Given instruction: Begin at the line that contains "Decode this image" and reproduce it along with every line after it to the end of the listing; skip any pictures.

Material supplied:
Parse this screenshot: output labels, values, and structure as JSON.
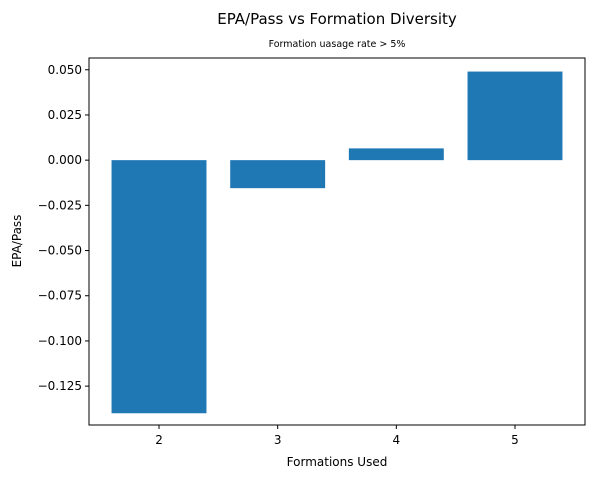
{
  "chart_data": {
    "type": "bar",
    "title": "EPA/Pass vs Formation Diversity",
    "subtitle": "Formation uasage rate > 5%",
    "xlabel": "Formations Used",
    "ylabel": "EPA/Pass",
    "categories": [
      "2",
      "3",
      "4",
      "5"
    ],
    "values": [
      -0.14,
      -0.0155,
      0.0065,
      0.049
    ],
    "ylim": [
      -0.1465,
      0.0565
    ],
    "yticks": [
      -0.125,
      -0.1,
      -0.075,
      -0.05,
      -0.025,
      0.0,
      0.025,
      0.05
    ],
    "ytick_labels": [
      "−0.125",
      "−0.100",
      "−0.075",
      "−0.050",
      "−0.025",
      "0.000",
      "0.025",
      "0.050"
    ],
    "grid": false,
    "bar_color": "#1f77b4"
  }
}
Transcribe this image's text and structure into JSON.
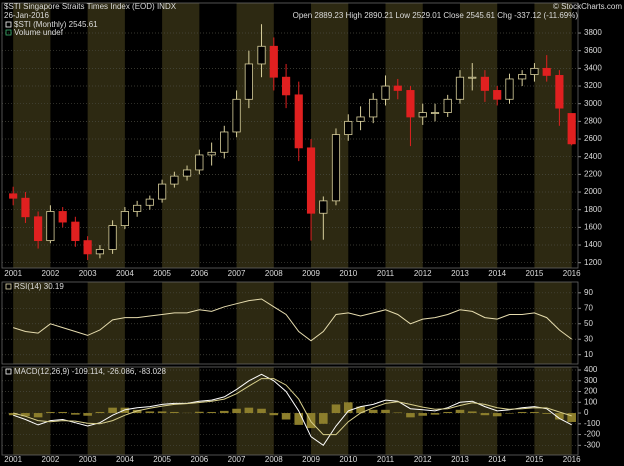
{
  "chart_data": [
    {
      "type": "candlestick",
      "title": "$STI Singapore Straits Times Index (EOD) INDX",
      "subtitle": "26-Jan-2016",
      "info": "Open 2889.23 High 2890.21 Low 2529.01 Close 2545.61 Chg -337.12 (-11.69%)",
      "credit": "© StockCharts.com",
      "legend": [
        "$STI (Monthly) 2545.61",
        "Volume undef"
      ],
      "up_color": "#d8cf9c",
      "down_color": "#e02020",
      "x": [
        2001,
        2001.33,
        2001.67,
        2002,
        2002.33,
        2002.67,
        2003,
        2003.33,
        2003.67,
        2004,
        2004.33,
        2004.67,
        2005,
        2005.33,
        2005.67,
        2006,
        2006.33,
        2006.67,
        2007,
        2007.33,
        2007.67,
        2008,
        2008.33,
        2008.67,
        2009,
        2009.33,
        2009.67,
        2010,
        2010.33,
        2010.67,
        2011,
        2011.33,
        2011.67,
        2012,
        2012.33,
        2012.67,
        2013,
        2013.33,
        2013.67,
        2014,
        2014.33,
        2014.67,
        2015,
        2015.33,
        2015.67,
        2016
      ],
      "open": [
        1980,
        1930,
        1720,
        1450,
        1780,
        1660,
        1450,
        1300,
        1350,
        1620,
        1780,
        1850,
        1920,
        2090,
        2180,
        2250,
        2420,
        2450,
        2680,
        3050,
        3450,
        3650,
        3300,
        3100,
        2500,
        1760,
        1900,
        2650,
        2800,
        2850,
        3050,
        3200,
        3150,
        2850,
        2900,
        2900,
        3050,
        3300,
        3300,
        3150,
        3050,
        3280,
        3330,
        3400,
        3320,
        2889.23
      ],
      "high": [
        2060,
        2000,
        1780,
        1850,
        1830,
        1720,
        1500,
        1400,
        1680,
        1830,
        1900,
        1960,
        2140,
        2230,
        2300,
        2480,
        2560,
        2750,
        3150,
        3600,
        3900,
        3750,
        3450,
        3250,
        2600,
        1950,
        2720,
        2880,
        2970,
        3120,
        3320,
        3280,
        3200,
        3000,
        3000,
        3100,
        3380,
        3460,
        3380,
        3200,
        3340,
        3380,
        3460,
        3550,
        3380,
        2890.21
      ],
      "low": [
        1850,
        1650,
        1360,
        1420,
        1600,
        1380,
        1230,
        1250,
        1300,
        1580,
        1720,
        1800,
        1880,
        2050,
        2130,
        2200,
        2300,
        2380,
        2620,
        2950,
        3300,
        3150,
        2950,
        2350,
        1450,
        1460,
        1850,
        2580,
        2700,
        2780,
        2980,
        3050,
        2520,
        2760,
        2800,
        2850,
        3000,
        3150,
        3020,
        2980,
        3000,
        3200,
        3250,
        3250,
        2750,
        2529.01
      ],
      "close": [
        1930,
        1720,
        1450,
        1780,
        1660,
        1450,
        1300,
        1350,
        1620,
        1780,
        1850,
        1920,
        2090,
        2180,
        2250,
        2420,
        2450,
        2680,
        3050,
        3450,
        3650,
        3300,
        3100,
        2500,
        1760,
        1900,
        2650,
        2800,
        2850,
        3050,
        3200,
        3150,
        2850,
        2900,
        2900,
        3050,
        3300,
        3300,
        3150,
        3050,
        3280,
        3330,
        3400,
        3320,
        2950,
        2545.61
      ],
      "xlim": [
        2000.7,
        2016.17
      ],
      "xticks": [
        2001,
        2002,
        2003,
        2004,
        2005,
        2006,
        2007,
        2008,
        2009,
        2010,
        2011,
        2012,
        2013,
        2014,
        2015,
        2016
      ],
      "ylim": [
        1140,
        4140
      ],
      "yticks": [
        1200,
        1400,
        1600,
        1800,
        2000,
        2200,
        2400,
        2600,
        2800,
        3000,
        3200,
        3400,
        3600,
        3800
      ],
      "grid": true
    },
    {
      "type": "line",
      "series": [
        {
          "name": "RSI(14) 30.19",
          "color": "#e6dcae",
          "values": [
            45,
            40,
            38,
            50,
            45,
            40,
            35,
            42,
            55,
            58,
            58,
            60,
            62,
            64,
            64,
            68,
            66,
            72,
            76,
            80,
            82,
            72,
            62,
            40,
            28,
            40,
            62,
            64,
            60,
            64,
            68,
            62,
            50,
            56,
            58,
            62,
            68,
            66,
            58,
            56,
            62,
            62,
            64,
            58,
            42,
            30.19
          ]
        }
      ],
      "ylim": [
        -2,
        104
      ],
      "yticks": [
        10,
        30,
        50,
        70,
        90
      ],
      "grid": true
    },
    {
      "type": "line",
      "series": [
        {
          "name": "MACD(12,26,9) -109.114, -26.086, -83.028",
          "color": "#ffffff",
          "values": [
            -20,
            -60,
            -110,
            -70,
            -60,
            -90,
            -120,
            -90,
            -20,
            30,
            50,
            60,
            80,
            90,
            90,
            110,
            120,
            150,
            220,
            300,
            360,
            300,
            200,
            20,
            -220,
            -300,
            -120,
            20,
            60,
            80,
            120,
            110,
            40,
            30,
            20,
            50,
            100,
            110,
            60,
            20,
            30,
            50,
            60,
            40,
            -50,
            -109.114
          ]
        },
        {
          "color": "#d8cf8c",
          "values": [
            0,
            -30,
            -70,
            -80,
            -70,
            -75,
            -95,
            -100,
            -70,
            -20,
            20,
            45,
            65,
            80,
            88,
            98,
            110,
            130,
            180,
            250,
            320,
            320,
            260,
            130,
            -80,
            -200,
            -200,
            -80,
            0,
            50,
            90,
            105,
            80,
            55,
            35,
            40,
            70,
            95,
            80,
            50,
            35,
            40,
            50,
            48,
            10,
            -26.086
          ]
        },
        {
          "color": "#8c7e2c",
          "style": "histogram",
          "values": [
            -20,
            -30,
            -40,
            10,
            10,
            -15,
            -25,
            10,
            50,
            50,
            30,
            15,
            15,
            10,
            2,
            12,
            10,
            20,
            40,
            50,
            40,
            -20,
            -60,
            -110,
            -140,
            -100,
            80,
            100,
            60,
            30,
            30,
            5,
            -40,
            -25,
            -15,
            10,
            30,
            15,
            -20,
            -30,
            -5,
            10,
            10,
            -8,
            -60,
            -83.028
          ]
        }
      ],
      "ylim": [
        -390,
        428
      ],
      "yticks": [
        -300,
        -200,
        -100,
        0,
        100,
        200,
        300,
        400
      ],
      "grid": true
    }
  ]
}
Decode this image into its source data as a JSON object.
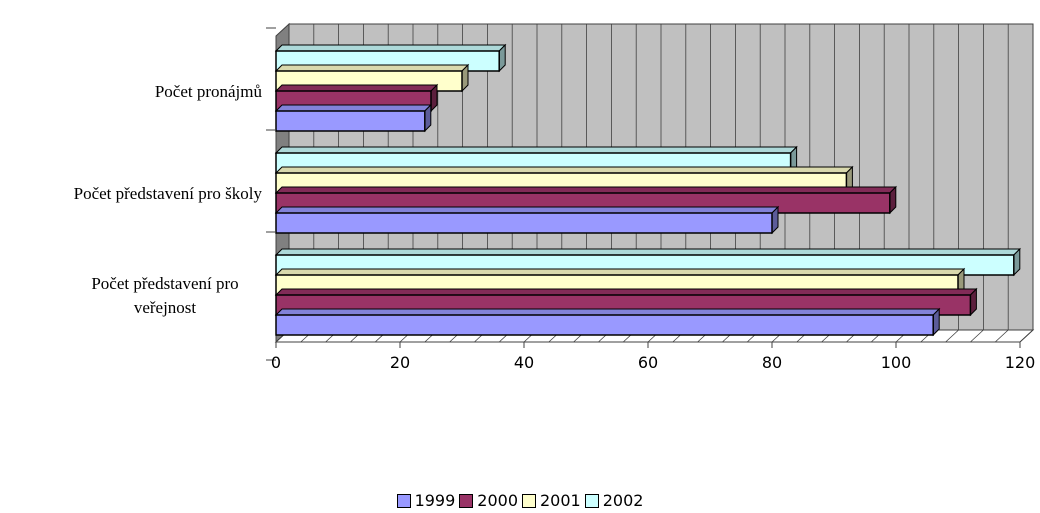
{
  "chart_data": {
    "type": "bar",
    "orientation": "horizontal",
    "style": "3d-clustered",
    "categories": [
      "Počet pronájmů",
      "Počet představení pro školy",
      "Počet představení pro veřejnost"
    ],
    "category_labels": [
      [
        "Počet pronájmů"
      ],
      [
        "Počet představení pro školy"
      ],
      [
        "Počet představení pro",
        "veřejnost"
      ]
    ],
    "series": [
      {
        "name": "1999",
        "values": [
          24,
          80,
          106
        ],
        "color": "#9999ff"
      },
      {
        "name": "2000",
        "values": [
          25,
          99,
          112
        ],
        "color": "#993366"
      },
      {
        "name": "2001",
        "values": [
          30,
          92,
          110
        ],
        "color": "#ffffcc"
      },
      {
        "name": "2002",
        "values": [
          36,
          83,
          119
        ],
        "color": "#ccffff"
      }
    ],
    "xlim": [
      0,
      120
    ],
    "xticks": [
      "0",
      "20",
      "40",
      "60",
      "80",
      "100",
      "120"
    ],
    "grid": true,
    "wall_color": "#c0c0c0",
    "legend_position": "bottom"
  }
}
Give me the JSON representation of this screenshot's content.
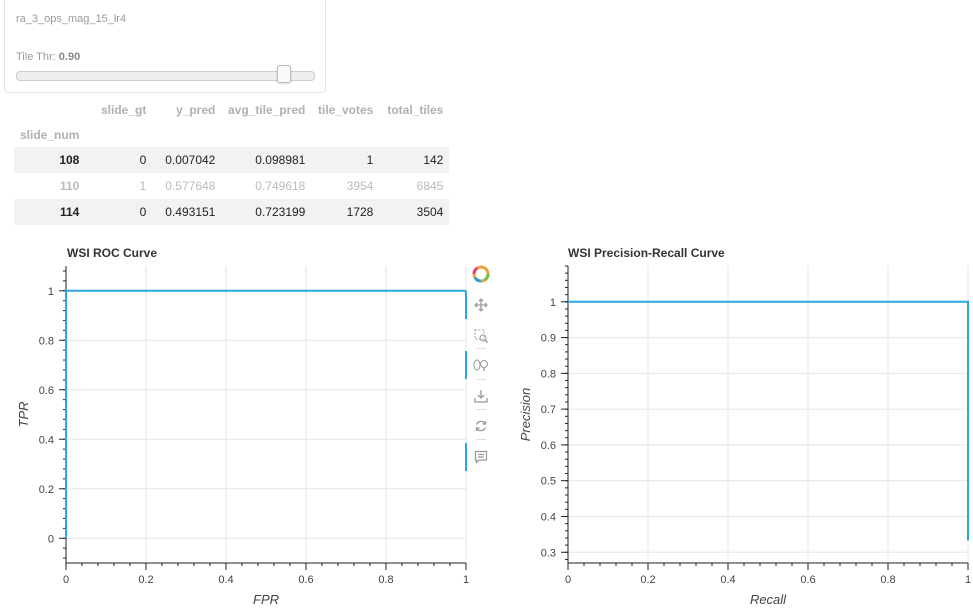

Written answer:
Decode this image into its source data as a JSON object.
{
  "chart_data": {
    "type": "bar",
    "orientation": "horizontal",
    "style": "3d-clustered",
    "categories": [
      "Počet pronájmů",
      "Počet představení pro školy",
      "Počet představení pro veřejnost"
    ],
    "category_labels": [
      [
        "Počet pronájmů"
      ],
      [
        "Počet představení pro školy"
      ],
      [
        "Počet představení pro",
        "veřejnost"
      ]
    ],
    "series": [
      {
        "name": "1999",
        "values": [
          24,
          80,
          106
        ],
        "color": "#9999ff"
      },
      {
        "name": "2000",
        "values": [
          25,
          99,
          112
        ],
        "color": "#993366"
      },
      {
        "name": "2001",
        "values": [
          30,
          92,
          110
        ],
        "color": "#ffffcc"
      },
      {
        "name": "2002",
        "values": [
          36,
          83,
          119
        ],
        "color": "#ccffff"
      }
    ],
    "xlim": [
      0,
      120
    ],
    "xticks": [
      "0",
      "20",
      "40",
      "60",
      "80",
      "100",
      "120"
    ],
    "grid": true,
    "wall_color": "#c0c0c0",
    "legend_position": "bottom"
  }
}
Give me the JSON representation of this screenshot's content.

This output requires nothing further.